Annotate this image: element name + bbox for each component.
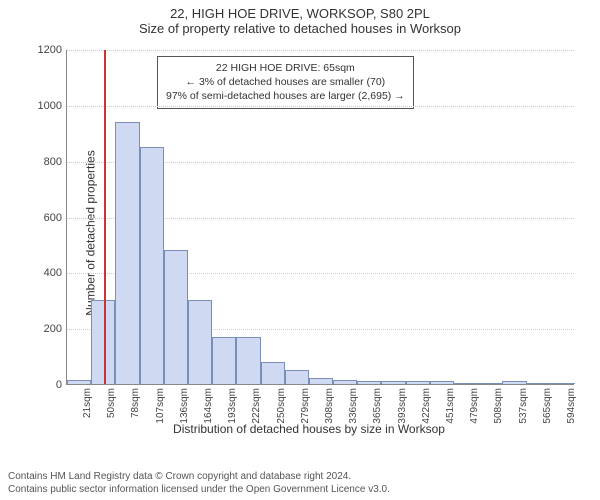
histogram-bar — [285, 370, 309, 384]
histogram-bar — [261, 362, 285, 384]
x-tick-label: 250sqm — [276, 388, 287, 424]
y-tick-label: 800 — [32, 156, 62, 168]
histogram-bar — [140, 147, 164, 384]
x-tick-label: 365sqm — [372, 388, 383, 424]
footer-attribution: Contains HM Land Registry data © Crown c… — [8, 471, 592, 496]
histogram-bar — [333, 380, 357, 384]
histogram-bar — [381, 381, 405, 384]
info-line-3: 97% of semi-detached houses are larger (… — [166, 89, 405, 103]
y-tick-label: 400 — [32, 267, 62, 279]
x-tick-label: 479sqm — [469, 388, 480, 424]
x-tick-label: 107sqm — [155, 388, 166, 424]
x-tick-label: 193sqm — [227, 388, 238, 424]
title-main: 22, HIGH HOE DRIVE, WORKSOP, S80 2PL — [0, 6, 600, 21]
footer-line-1: Contains HM Land Registry data © Crown c… — [8, 471, 592, 484]
y-tick-label: 600 — [32, 212, 62, 224]
x-tick-label: 537sqm — [518, 388, 529, 424]
plot-region: 22 HIGH HOE DRIVE: 65sqm ← 3% of detache… — [66, 50, 574, 385]
histogram-bar — [430, 381, 454, 384]
x-tick-label: 164sqm — [203, 388, 214, 424]
histogram-bar — [164, 250, 188, 384]
x-tick-label: 136sqm — [179, 388, 190, 424]
x-tick-label: 594sqm — [566, 388, 577, 424]
y-tick-label: 0 — [32, 379, 62, 391]
histogram-bar — [406, 381, 430, 384]
y-tick-label: 1200 — [32, 44, 62, 56]
gridline — [67, 106, 574, 107]
histogram-bar — [309, 378, 333, 384]
histogram-bar — [478, 383, 502, 384]
histogram-bar — [67, 380, 91, 384]
x-tick-label: 279sqm — [300, 388, 311, 424]
info-line-2: ← 3% of detached houses are smaller (70) — [166, 75, 405, 89]
histogram-bar — [527, 383, 551, 384]
x-tick-label: 508sqm — [493, 388, 504, 424]
footer-line-2: Contains public sector information licen… — [8, 484, 592, 497]
x-tick-label: 565sqm — [542, 388, 553, 424]
gridline — [67, 50, 574, 51]
x-tick-label: 78sqm — [130, 388, 141, 418]
histogram-bar — [454, 383, 478, 384]
chart-area: Number of detached properties 22 HIGH HO… — [44, 50, 574, 415]
x-tick-label: 21sqm — [82, 388, 93, 418]
property-marker-line — [104, 50, 106, 384]
x-axis-label: Distribution of detached houses by size … — [44, 422, 574, 447]
histogram-bar — [551, 383, 575, 384]
x-tick-label: 336sqm — [348, 388, 359, 424]
info-line-1: 22 HIGH HOE DRIVE: 65sqm — [166, 61, 405, 75]
x-tick-label: 50sqm — [106, 388, 117, 418]
x-tick-label: 451sqm — [445, 388, 456, 424]
histogram-bar — [502, 381, 526, 384]
x-tick-label: 222sqm — [251, 388, 262, 424]
title-sub: Size of property relative to detached ho… — [0, 21, 600, 36]
histogram-bar — [212, 337, 236, 384]
histogram-bar — [115, 122, 139, 384]
x-tick-label: 308sqm — [324, 388, 335, 424]
histogram-bar — [188, 300, 212, 384]
histogram-bar — [236, 337, 260, 384]
y-tick-label: 200 — [32, 323, 62, 335]
info-box: 22 HIGH HOE DRIVE: 65sqm ← 3% of detache… — [157, 56, 414, 109]
x-tick-label: 422sqm — [421, 388, 432, 424]
x-tick-label: 393sqm — [397, 388, 408, 424]
histogram-bar — [357, 381, 381, 384]
y-tick-label: 1000 — [32, 100, 62, 112]
chart-titles: 22, HIGH HOE DRIVE, WORKSOP, S80 2PL Siz… — [0, 0, 600, 36]
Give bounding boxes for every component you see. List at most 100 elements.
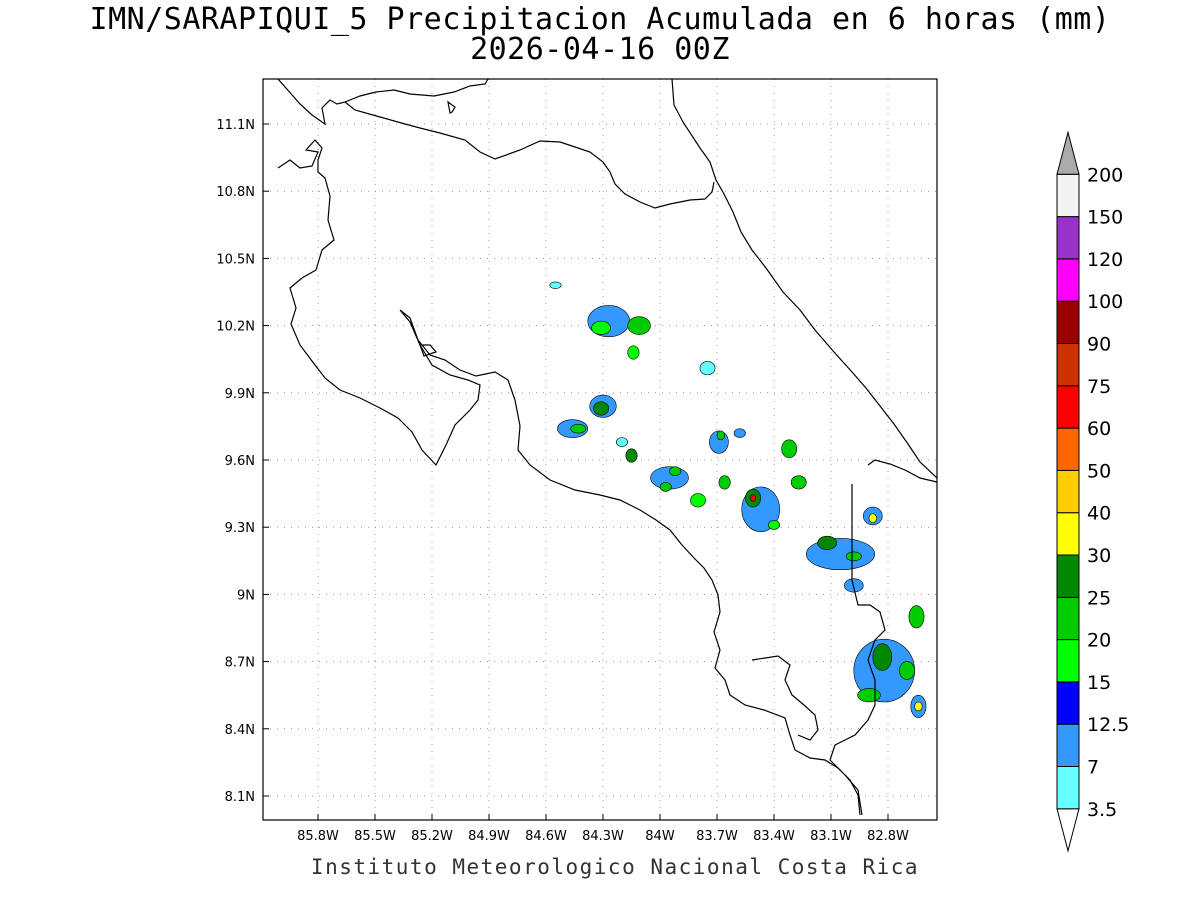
legend-label: 20 bbox=[1087, 630, 1111, 652]
legend-label: 25 bbox=[1087, 587, 1111, 609]
lon-tick-label: 83.7W bbox=[696, 829, 738, 844]
precip-cell bbox=[690, 493, 706, 508]
legend-label: 150 bbox=[1087, 207, 1123, 229]
legend-label: 7 bbox=[1087, 757, 1099, 779]
precip-cell bbox=[805, 538, 875, 571]
legend-swatch bbox=[1056, 300, 1080, 345]
footer-credit: Instituto Meteorologico Nacional Costa R… bbox=[310, 855, 920, 879]
legend-label: 12.5 bbox=[1087, 714, 1129, 736]
legend-swatch bbox=[1056, 343, 1080, 387]
lat-tick-label: 8.1N bbox=[225, 790, 255, 805]
precip-cell bbox=[857, 688, 881, 703]
gulf-island bbox=[419, 344, 438, 357]
legend-swatch bbox=[1056, 385, 1080, 429]
precip-cell bbox=[625, 448, 638, 463]
precip-cell bbox=[570, 423, 587, 434]
legend-label: 3.5 bbox=[1087, 799, 1117, 821]
legend-label: 90 bbox=[1087, 334, 1111, 356]
legend-swatch bbox=[1056, 596, 1080, 641]
precip-cell bbox=[615, 437, 628, 447]
latitude-axis: 11.1N 10.8N 10.5N 10.2N 9.9N 9.6N 9.3N 9N 8.7N 8.… bbox=[216, 118, 269, 805]
precip-cell bbox=[845, 551, 862, 562]
panama-border bbox=[829, 484, 886, 816]
legend-swatch bbox=[1056, 512, 1080, 556]
legend-swatch bbox=[1056, 216, 1080, 260]
osa-peninsula bbox=[751, 655, 819, 741]
lon-tick-label: 84.6W bbox=[525, 829, 567, 844]
legend-swatch bbox=[1056, 258, 1080, 302]
precip-cell bbox=[627, 316, 651, 335]
legend-label: 40 bbox=[1087, 503, 1111, 525]
lon-tick-label: 85.2W bbox=[411, 829, 453, 844]
lon-tick-label: 84.3W bbox=[582, 829, 624, 844]
legend-label: 60 bbox=[1087, 418, 1111, 440]
precip-cell bbox=[549, 281, 562, 289]
precip-cell bbox=[872, 643, 893, 671]
legend-swatch bbox=[1056, 723, 1080, 768]
map-title: IMN/SARAPIQUI_5 Precipitacion Acumulada … bbox=[89, 2, 1111, 37]
legend-swatch bbox=[1056, 681, 1080, 725]
precip-cell bbox=[868, 513, 877, 524]
color-legend: 3.5 7 12.5 15 20 25 30 40 50 60 75 90 100 120 150 200 bbox=[1056, 130, 1129, 853]
legend-swatch bbox=[1056, 469, 1080, 514]
precip-cell bbox=[718, 475, 731, 490]
lat-tick-label: 9.3N bbox=[225, 521, 255, 536]
precip-cell bbox=[733, 428, 746, 438]
precip-cell bbox=[669, 466, 682, 476]
map-background bbox=[263, 79, 937, 820]
legend-label: 50 bbox=[1087, 460, 1111, 482]
panama-coast bbox=[867, 459, 937, 483]
precip-cell bbox=[749, 494, 757, 502]
legend-label: 15 bbox=[1087, 672, 1111, 694]
map-frame bbox=[262, 78, 938, 821]
island-outline bbox=[447, 100, 456, 114]
coastlines bbox=[277, 79, 937, 816]
legend-swatch bbox=[1056, 766, 1080, 810]
precip-cell bbox=[899, 661, 915, 680]
legend-label: 30 bbox=[1087, 545, 1111, 567]
precip-cell bbox=[914, 701, 923, 712]
precip-cell bbox=[593, 401, 609, 416]
legend-label: 200 bbox=[1087, 164, 1123, 186]
lon-tick-label: 84.9W bbox=[468, 829, 510, 844]
precip-cell bbox=[591, 320, 611, 335]
longitude-axis: 85.8W 85.5W 85.2W 84.9W 84.6W 84.3W 84W 83.7W 83… bbox=[297, 814, 909, 844]
lat-tick-label: 11.1N bbox=[216, 118, 255, 133]
lake-coast bbox=[344, 79, 489, 103]
precip-cell bbox=[908, 605, 925, 629]
caribbean-coast bbox=[671, 79, 937, 479]
precip-cell bbox=[627, 345, 640, 360]
lat-tick-label: 9N bbox=[237, 588, 255, 603]
legend-label: 100 bbox=[1087, 291, 1123, 313]
legend-upper-arrow bbox=[1056, 130, 1080, 175]
lon-tick-label: 83.1W bbox=[810, 829, 852, 844]
lat-tick-label: 10.5N bbox=[216, 252, 255, 267]
lon-tick-label: 83.4W bbox=[753, 829, 795, 844]
precip-cell bbox=[790, 475, 807, 490]
legend-lower-arrow bbox=[1056, 808, 1080, 853]
legend-label: 75 bbox=[1087, 376, 1111, 398]
lat-tick-label: 8.4N bbox=[225, 723, 255, 738]
precip-cell bbox=[699, 361, 716, 376]
legend-label: 120 bbox=[1087, 249, 1123, 271]
lon-tick-label: 82.8W bbox=[867, 829, 909, 844]
precipitation-field bbox=[549, 281, 927, 718]
legend-swatch bbox=[1056, 427, 1080, 471]
precip-cell bbox=[817, 535, 838, 550]
precip-cell bbox=[659, 482, 672, 492]
lon-tick-label: 84W bbox=[645, 829, 675, 844]
legend-swatch bbox=[1056, 554, 1080, 598]
legend-swatch bbox=[1056, 639, 1080, 683]
precip-cell bbox=[767, 520, 780, 530]
lat-tick-label: 10.8N bbox=[216, 185, 255, 200]
lon-tick-label: 85.8W bbox=[297, 829, 339, 844]
lat-tick-label: 10.2N bbox=[216, 320, 255, 335]
precip-cell bbox=[716, 430, 725, 441]
map-subtitle: 2026-04-16 00Z bbox=[470, 32, 730, 67]
lat-tick-label: 8.7N bbox=[225, 656, 255, 671]
legend-swatch bbox=[1056, 173, 1080, 218]
lat-tick-label: 9.9N bbox=[225, 387, 255, 402]
nicaragua-border bbox=[277, 79, 715, 209]
lat-tick-label: 9.6N bbox=[225, 454, 255, 469]
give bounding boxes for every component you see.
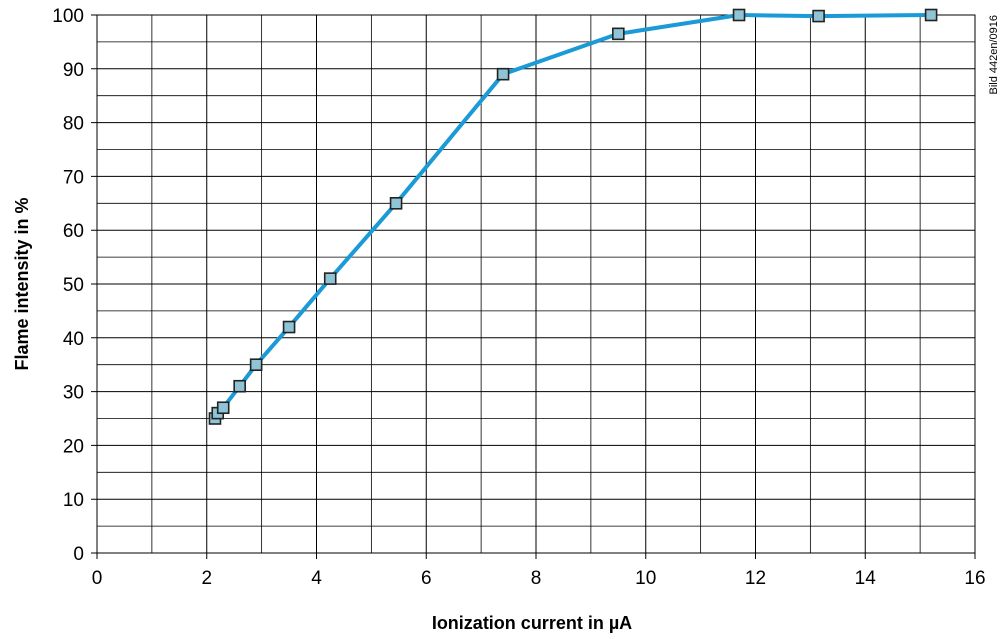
=-=-=-=-=
▶ [Aim]:
Copy the lines verbatim, from the line with "histogram-bar — [285, 370, 309, 384]" up to and including the line with "x-tick-label: 164sqm — [203, 388, 214, 424]".

▶ [Written response]:
histogram-bar — [285, 370, 309, 384]
histogram-bar — [261, 362, 285, 384]
x-tick-label: 250sqm — [276, 388, 287, 424]
y-tick-label: 800 — [32, 156, 62, 168]
histogram-bar — [140, 147, 164, 384]
x-tick-label: 365sqm — [372, 388, 383, 424]
footer-attribution: Contains HM Land Registry data © Crown c… — [8, 471, 592, 496]
histogram-bar — [333, 380, 357, 384]
histogram-bar — [381, 381, 405, 384]
info-line-3: 97% of semi-detached houses are larger (… — [166, 89, 405, 103]
y-tick-label: 400 — [32, 267, 62, 279]
x-tick-label: 479sqm — [469, 388, 480, 424]
x-tick-label: 107sqm — [155, 388, 166, 424]
x-tick-label: 193sqm — [227, 388, 238, 424]
title-main: 22, HIGH HOE DRIVE, WORKSOP, S80 2PL — [0, 6, 600, 21]
footer-line-1: Contains HM Land Registry data © Crown c… — [8, 471, 592, 484]
y-tick-label: 600 — [32, 212, 62, 224]
x-tick-label: 537sqm — [518, 388, 529, 424]
plot-region: 22 HIGH HOE DRIVE: 65sqm ← 3% of detache… — [66, 50, 574, 385]
histogram-bar — [430, 381, 454, 384]
x-tick-label: 164sqm — [203, 388, 214, 424]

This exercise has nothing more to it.